• The request:
Below is a listing; write it out exactly and drop any images from it.

#### Provided data ####

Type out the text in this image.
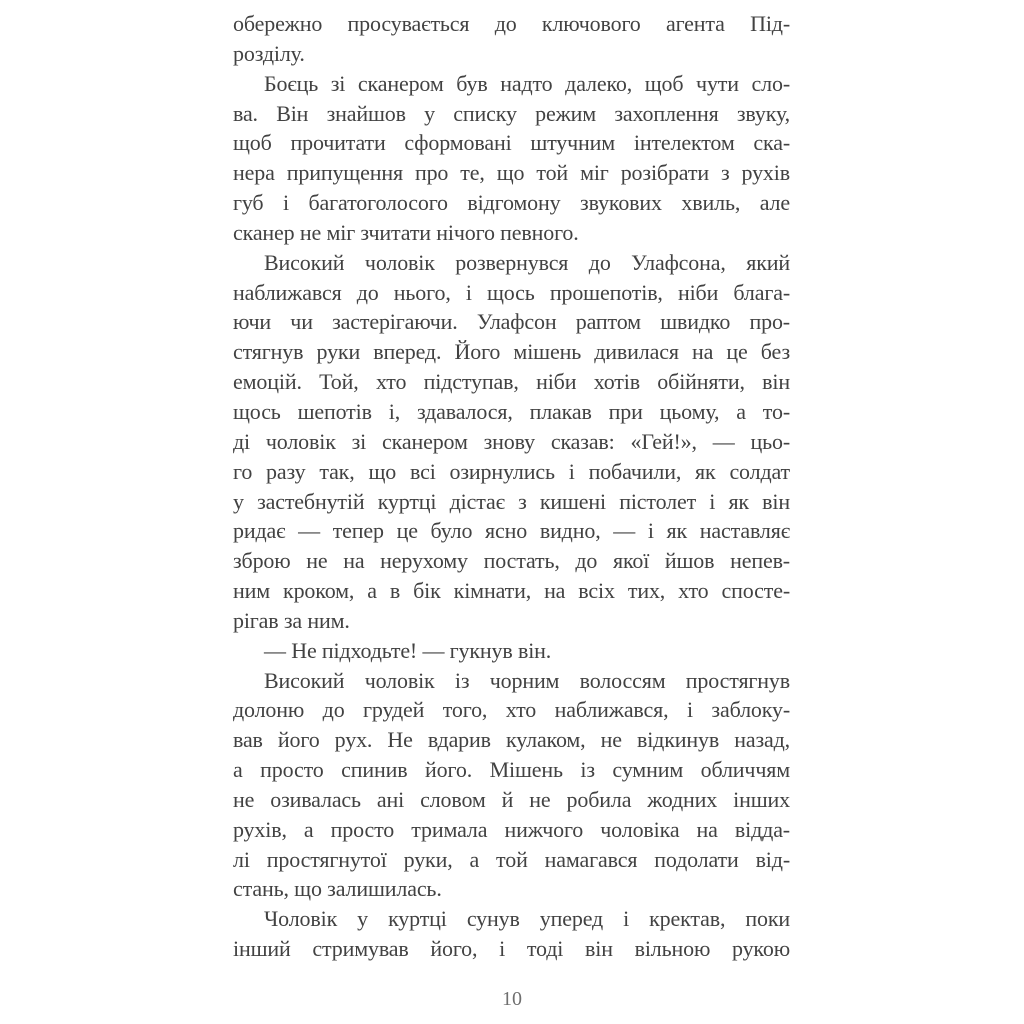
обережно просувається до ключового агента Під-
розділу.
Боєць зі сканером був надто далеко, щоб чути сло-
ва. Він знайшов у списку режим захоплення звуку,
щоб прочитати сформовані штучним інтелектом ска-
нера припущення про те, що той міг розібрати з рухів
губ і багатоголосого відгомону звукових хвиль, але
сканер не міг зчитати нічого певного.
Високий чоловік розвернувся до Улафсона, який
наближався до нього, і щось прошепотів, ніби блага-
ючи чи застерігаючи. Улафсон раптом швидко про-
стягнув руки вперед. Його мішень дивилася на це без
емоцій. Той, хто підступав, ніби хотів обійняти, він
щось шепотів і, здавалося, плакав при цьому, а то-
ді чоловік зі сканером знову сказав: «Гей!», — цьо-
го разу так, що всі озирнулись і побачили, як солдат
у застебнутій куртці дістає з кишені пістолет і як він
ридає — тепер це було ясно видно, — і як наставляє
зброю не на нерухому постать, до якої йшов непев-
ним кроком, а в бік кімнати, на всіх тих, хто спосте-
рігав за ним.
— Не підходьте! — гукнув він.
Високий чоловік із чорним волоссям простягнув
долоню до грудей того, хто наближався, і заблоку-
вав його рух. Не вдарив кулаком, не відкинув назад,
а просто спинив його. Мішень із сумним обличчям
не озивалась ані словом й не робила жодних інших
рухів, а просто тримала нижчого чоловіка на відда-
лі простягнутої руки, а той намагався подолати від-
стань, що залишилась.
Чоловік у куртці сунув уперед і кректав, поки
інший стримував його, і тоді він вільною рукою
10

####

• In response:
Type out the text in this image.
обережно просувається до ключового агента Під-
розділу.
Боєць зі сканером був надто далеко, щоб чути сло-
ва. Він знайшов у списку режим захоплення звуку,
щоб прочитати сформовані штучним інтелектом ска-
нера припущення про те, що той міг розібрати з рухів
губ і багатоголосого відгомону звукових хвиль, але
сканер не міг зчитати нічого певного.
Високий чоловік розвернувся до Улафсона, який
наближався до нього, і щось прошепотів, ніби блага-
ючи чи застерігаючи. Улафсон раптом швидко про-
стягнув руки вперед. Його мішень дивилася на це без
емоцій. Той, хто підступав, ніби хотів обійняти, він
щось шепотів і, здавалося, плакав при цьому, а то-
ді чоловік зі сканером знову сказав: «Гей!», — цьо-
го разу так, що всі озирнулись і побачили, як солдат
у застебнутій куртці дістає з кишені пістолет і як він
ридає — тепер це було ясно видно, — і як наставляє
зброю не на нерухому постать, до якої йшов непев-
ним кроком, а в бік кімнати, на всіх тих, хто спосте-
рігав за ним.
— Не підходьте! — гукнув він.
Високий чоловік із чорним волоссям простягнув
долоню до грудей того, хто наближався, і заблоку-
вав його рух. Не вдарив кулаком, не відкинув назад,
а просто спинив його. Мішень із сумним обличчям
не озивалась ані словом й не робила жодних інших
рухів, а просто тримала нижчого чоловіка на відда-
лі простягнутої руки, а той намагався подолати від-
стань, що залишилась.
Чоловік у куртці сунув уперед і кректав, поки
інший стримував його, і тоді він вільною рукою
10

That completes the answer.